Write out each line of the listing as it stands, without the images.
========
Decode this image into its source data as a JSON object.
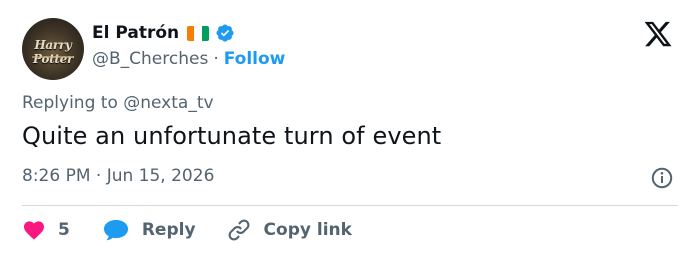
{
  "author": {
    "display_name": "El Patrón",
    "avatar_text": "Harry Potter",
    "handle": "@B_Cherches",
    "follow_label": "Follow",
    "separator": "·",
    "flag_colors": [
      "#f77f00",
      "#ffffff",
      "#009e60"
    ],
    "verified_color": "#1d9bf0"
  },
  "tweet": {
    "replying_prefix": "Replying to",
    "replying_to": "@nexta_tv",
    "text": "Quite an unfortunate turn of event",
    "timestamp": "8:26 PM · Jun 15, 2026"
  },
  "actions": {
    "like_count": "5",
    "reply_label": "Reply",
    "copy_label": "Copy link",
    "like_color": "#f91880",
    "reply_color": "#1d9bf0"
  },
  "icons": [
    "x-logo-icon",
    "verified-icon",
    "info-icon",
    "heart-icon",
    "reply-bubble-icon",
    "link-icon"
  ]
}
========
▶ **Problem solution**
Decode this image into its source data as a JSON object.
{
  "author": {
    "display_name": "El Patrón",
    "avatar_text": "Harry Potter",
    "handle": "@B_Cherches",
    "follow_label": "Follow",
    "separator": "·",
    "flag_colors": [
      "#f77f00",
      "#ffffff",
      "#009e60"
    ],
    "verified_color": "#1d9bf0"
  },
  "tweet": {
    "replying_prefix": "Replying to",
    "replying_to": "@nexta_tv",
    "text": "Quite an unfortunate turn of event",
    "timestamp": "8:26 PM · Jun 15, 2026"
  },
  "actions": {
    "like_count": "5",
    "reply_label": "Reply",
    "copy_label": "Copy link",
    "like_color": "#f91880",
    "reply_color": "#1d9bf0"
  },
  "icons": [
    "x-logo-icon",
    "verified-icon",
    "info-icon",
    "heart-icon",
    "reply-bubble-icon",
    "link-icon"
  ]
}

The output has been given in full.